(Chart and figure data)
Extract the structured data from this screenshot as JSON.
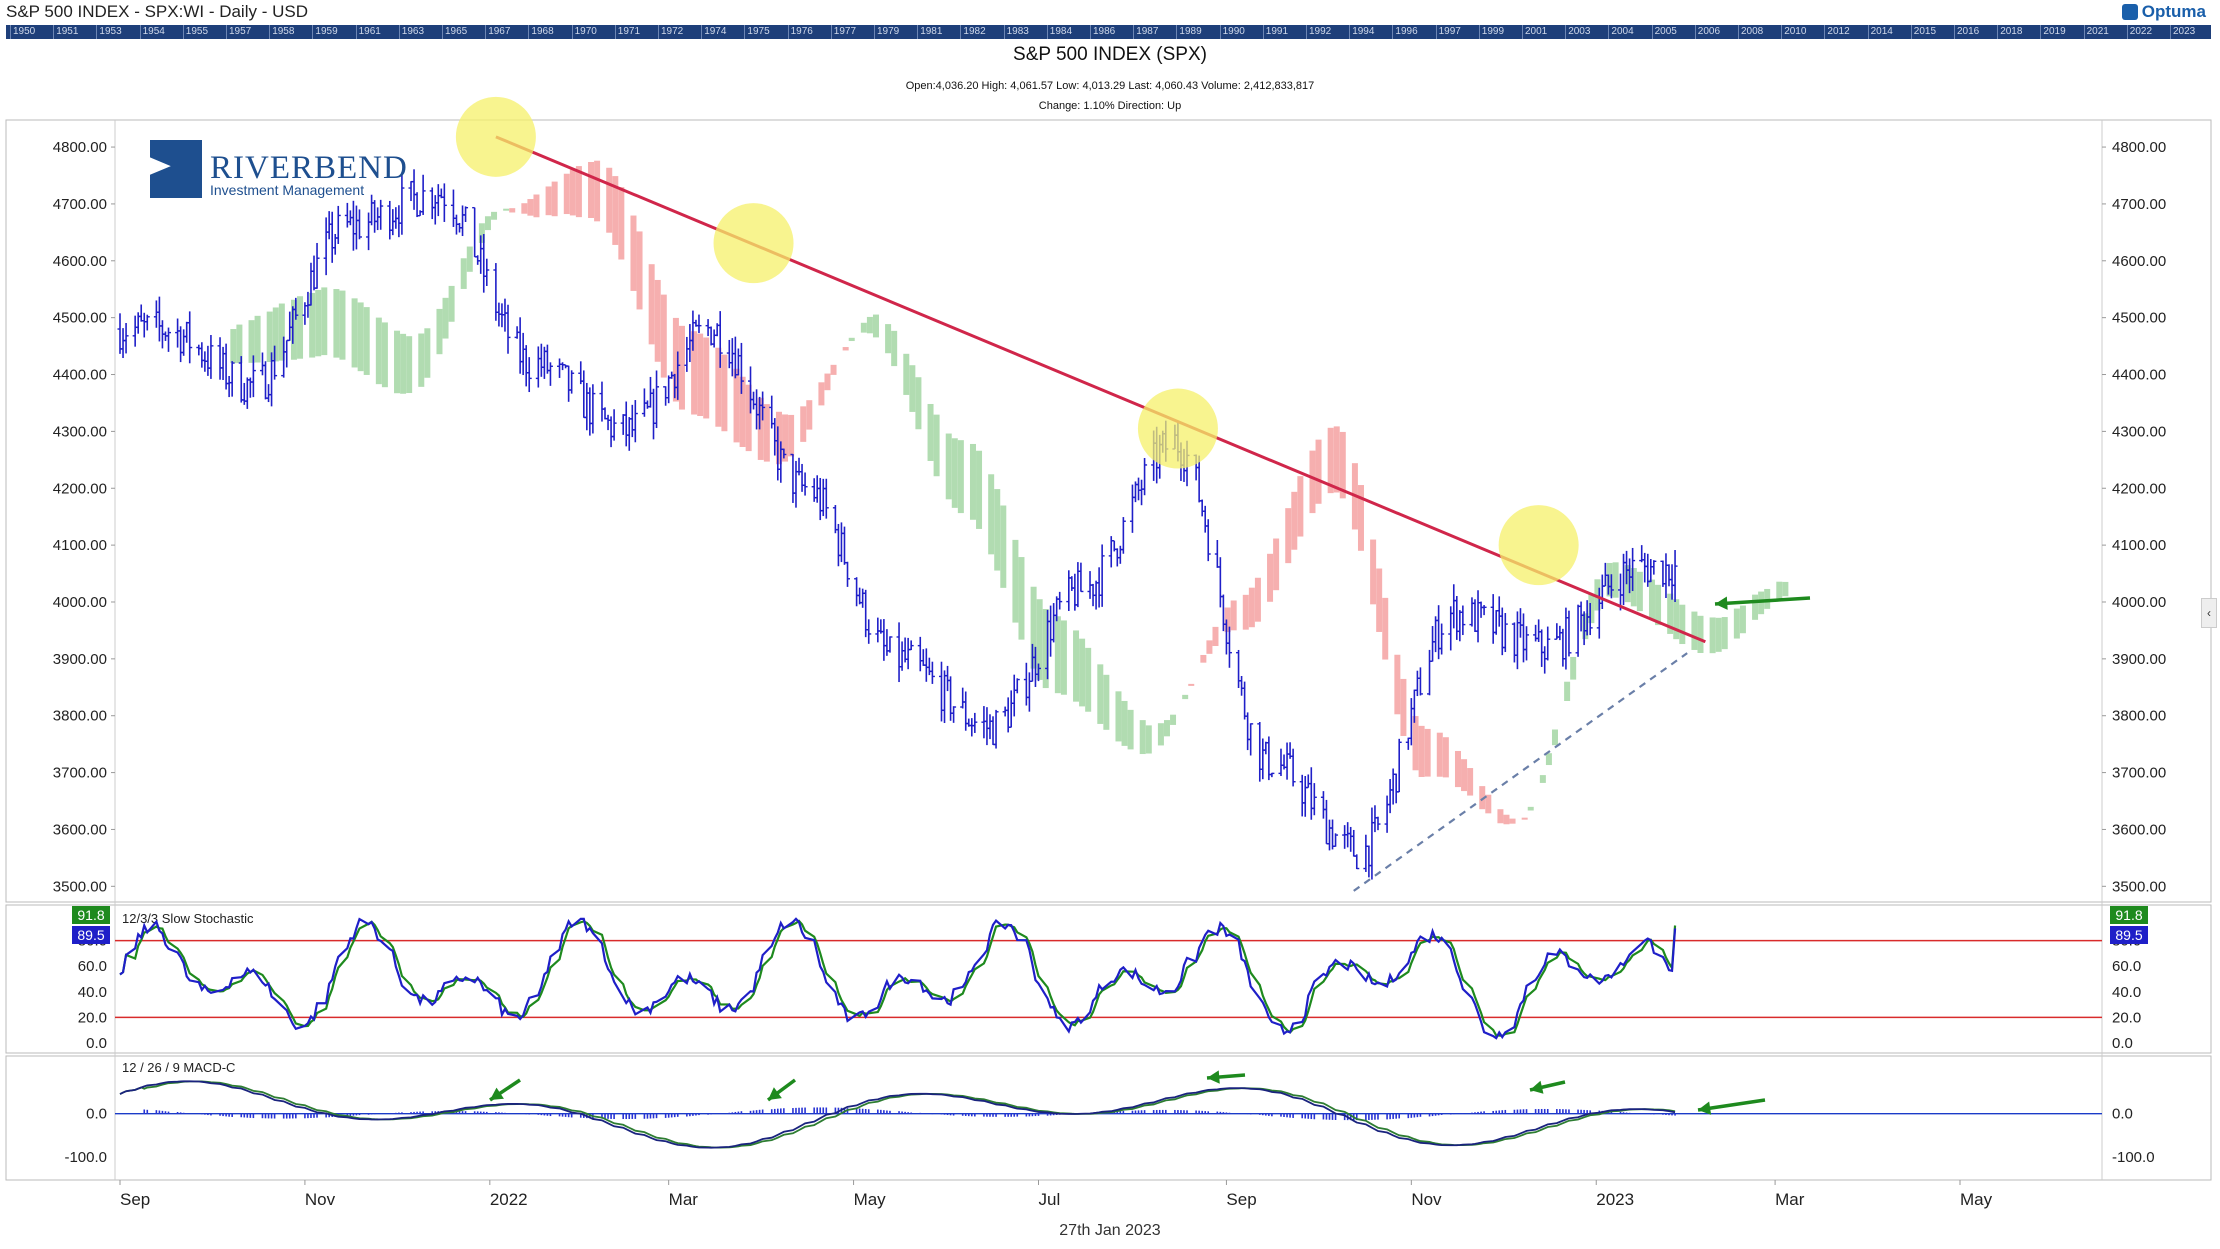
{
  "window_title": "S&P 500 INDEX - SPX:WI - Daily - USD",
  "brand": "Optuma",
  "timeline_years": [
    "1950",
    "1951",
    "1953",
    "1954",
    "1955",
    "1957",
    "1958",
    "1959",
    "1961",
    "1963",
    "1965",
    "1967",
    "1968",
    "1970",
    "1971",
    "1972",
    "1974",
    "1975",
    "1976",
    "1977",
    "1979",
    "1981",
    "1982",
    "1983",
    "1984",
    "1986",
    "1987",
    "1989",
    "1990",
    "1991",
    "1992",
    "1994",
    "1996",
    "1997",
    "1999",
    "2001",
    "2003",
    "2004",
    "2005",
    "2006",
    "2008",
    "2010",
    "2012",
    "2014",
    "2015",
    "2016",
    "2018",
    "2019",
    "2021",
    "2022",
    "2023"
  ],
  "logo": {
    "name": "RIVERBEND",
    "tagline": "Investment Management"
  },
  "header": {
    "title": "S&P 500 INDEX (SPX)",
    "ohlc_line": "Open:4,036.20   High: 4,061.57   Low: 4,013.29   Last: 4,060.43   Volume: 2,412,833,817",
    "change_line": "Change: 1.10%   Direction: Up"
  },
  "footer_date": "27th Jan 2023",
  "colors": {
    "bar": "#1f1fc8",
    "trend": "#d0264a",
    "support": "#6a7fa8",
    "cloud_green": "#a8d8a8",
    "cloud_red": "#f5a6a6",
    "highlight": "#f5f06a",
    "arrow": "#1e8a1e",
    "stoch_k": "#1f1fc8",
    "stoch_d": "#1e8a1e",
    "ref_line": "#d92b2b",
    "macd_line": "#1a237e",
    "signal_line": "#2e7d32",
    "hist": "#2833d4"
  },
  "chart_data": [
    {
      "type": "ohlc",
      "title": "S&P 500 INDEX (SPX)",
      "x_tick_labels": [
        "Sep",
        "Nov",
        "2022",
        "Mar",
        "May",
        "Jul",
        "Sep",
        "Nov",
        "2023",
        "Mar",
        "May"
      ],
      "y_tick_labels": [
        "4800.00",
        "4700.00",
        "4600.00",
        "4500.00",
        "4400.00",
        "4300.00",
        "4200.00",
        "4100.00",
        "4000.00",
        "3900.00",
        "3800.00",
        "3700.00",
        "3600.00",
        "3500.00"
      ],
      "ylim": [
        3490,
        4830
      ],
      "x": [
        "2021-09",
        "2021-10",
        "2021-11",
        "2021-12",
        "2022-01",
        "2022-02",
        "2022-03",
        "2022-04",
        "2022-05",
        "2022-06",
        "2022-07",
        "2022-08",
        "2022-09",
        "2022-10",
        "2022-11",
        "2022-12",
        "2023-01"
      ],
      "close": [
        4480,
        4380,
        4660,
        4720,
        4420,
        4300,
        4480,
        4200,
        3900,
        3780,
        4020,
        4280,
        3720,
        3560,
        3980,
        3920,
        4060
      ],
      "last": {
        "open": 4036.2,
        "high": 4061.57,
        "low": 4013.29,
        "last": 4060.43
      },
      "trendline": {
        "from": {
          "date": "2022-01-03",
          "value": 4818
        },
        "to": {
          "date": "2023-02-06",
          "value": 3930
        }
      },
      "support_line": {
        "from": {
          "date": "2022-10-13",
          "value": 3492
        },
        "to": {
          "date": "2023-01-31",
          "value": 3910
        }
      },
      "touch_points": [
        {
          "date": "2022-01-03",
          "value": 4818
        },
        {
          "date": "2022-03-29",
          "value": 4631
        },
        {
          "date": "2022-08-16",
          "value": 4305
        },
        {
          "date": "2022-12-13",
          "value": 4100
        }
      ]
    },
    {
      "type": "line",
      "title": "12/3/3 Slow Stochastic",
      "y_tick_labels": [
        "80.0",
        "60.0",
        "40.0",
        "20.0",
        "0.0"
      ],
      "ylim": [
        0,
        100
      ],
      "reference_lines": [
        80,
        20
      ],
      "series": [
        {
          "name": "%K",
          "last": 89.5
        },
        {
          "name": "%D",
          "last": 91.8
        }
      ]
    },
    {
      "type": "line",
      "title": "12 / 26 / 9 MACD-C",
      "y_tick_labels": [
        "0.0",
        "-100.0"
      ],
      "ylim": [
        -130,
        110
      ]
    }
  ]
}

*Exercise brief*: Return the entries unchanged, save for the pictures, which do not belong in the copy.

*Answer*:
Extract the structured data from this screenshot as JSON.
{
  "window_title": "S&P 500 INDEX - SPX:WI - Daily - USD",
  "brand": "Optuma",
  "timeline_years": [
    "1950",
    "1951",
    "1953",
    "1954",
    "1955",
    "1957",
    "1958",
    "1959",
    "1961",
    "1963",
    "1965",
    "1967",
    "1968",
    "1970",
    "1971",
    "1972",
    "1974",
    "1975",
    "1976",
    "1977",
    "1979",
    "1981",
    "1982",
    "1983",
    "1984",
    "1986",
    "1987",
    "1989",
    "1990",
    "1991",
    "1992",
    "1994",
    "1996",
    "1997",
    "1999",
    "2001",
    "2003",
    "2004",
    "2005",
    "2006",
    "2008",
    "2010",
    "2012",
    "2014",
    "2015",
    "2016",
    "2018",
    "2019",
    "2021",
    "2022",
    "2023"
  ],
  "logo": {
    "name": "RIVERBEND",
    "tagline": "Investment Management"
  },
  "header": {
    "title": "S&P 500 INDEX (SPX)",
    "ohlc_line": "Open:4,036.20   High: 4,061.57   Low: 4,013.29   Last: 4,060.43   Volume: 2,412,833,817",
    "change_line": "Change: 1.10%   Direction: Up"
  },
  "footer_date": "27th Jan 2023",
  "colors": {
    "bar": "#1f1fc8",
    "trend": "#d0264a",
    "support": "#6a7fa8",
    "cloud_green": "#a8d8a8",
    "cloud_red": "#f5a6a6",
    "highlight": "#f5f06a",
    "arrow": "#1e8a1e",
    "stoch_k": "#1f1fc8",
    "stoch_d": "#1e8a1e",
    "ref_line": "#d92b2b",
    "macd_line": "#1a237e",
    "signal_line": "#2e7d32",
    "hist": "#2833d4"
  },
  "chart_data": [
    {
      "type": "ohlc",
      "title": "S&P 500 INDEX (SPX)",
      "x_tick_labels": [
        "Sep",
        "Nov",
        "2022",
        "Mar",
        "May",
        "Jul",
        "Sep",
        "Nov",
        "2023",
        "Mar",
        "May"
      ],
      "y_tick_labels": [
        "4800.00",
        "4700.00",
        "4600.00",
        "4500.00",
        "4400.00",
        "4300.00",
        "4200.00",
        "4100.00",
        "4000.00",
        "3900.00",
        "3800.00",
        "3700.00",
        "3600.00",
        "3500.00"
      ],
      "ylim": [
        3490,
        4830
      ],
      "x": [
        "2021-09",
        "2021-10",
        "2021-11",
        "2021-12",
        "2022-01",
        "2022-02",
        "2022-03",
        "2022-04",
        "2022-05",
        "2022-06",
        "2022-07",
        "2022-08",
        "2022-09",
        "2022-10",
        "2022-11",
        "2022-12",
        "2023-01"
      ],
      "close": [
        4480,
        4380,
        4660,
        4720,
        4420,
        4300,
        4480,
        4200,
        3900,
        3780,
        4020,
        4280,
        3720,
        3560,
        3980,
        3920,
        4060
      ],
      "last": {
        "open": 4036.2,
        "high": 4061.57,
        "low": 4013.29,
        "last": 4060.43
      },
      "trendline": {
        "from": {
          "date": "2022-01-03",
          "value": 4818
        },
        "to": {
          "date": "2023-02-06",
          "value": 3930
        }
      },
      "support_line": {
        "from": {
          "date": "2022-10-13",
          "value": 3492
        },
        "to": {
          "date": "2023-01-31",
          "value": 3910
        }
      },
      "touch_points": [
        {
          "date": "2022-01-03",
          "value": 4818
        },
        {
          "date": "2022-03-29",
          "value": 4631
        },
        {
          "date": "2022-08-16",
          "value": 4305
        },
        {
          "date": "2022-12-13",
          "value": 4100
        }
      ]
    },
    {
      "type": "line",
      "title": "12/3/3 Slow Stochastic",
      "y_tick_labels": [
        "80.0",
        "60.0",
        "40.0",
        "20.0",
        "0.0"
      ],
      "ylim": [
        0,
        100
      ],
      "reference_lines": [
        80,
        20
      ],
      "series": [
        {
          "name": "%K",
          "last": 89.5
        },
        {
          "name": "%D",
          "last": 91.8
        }
      ]
    },
    {
      "type": "line",
      "title": "12 / 26 / 9 MACD-C",
      "y_tick_labels": [
        "0.0",
        "-100.0"
      ],
      "ylim": [
        -130,
        110
      ]
    }
  ]
}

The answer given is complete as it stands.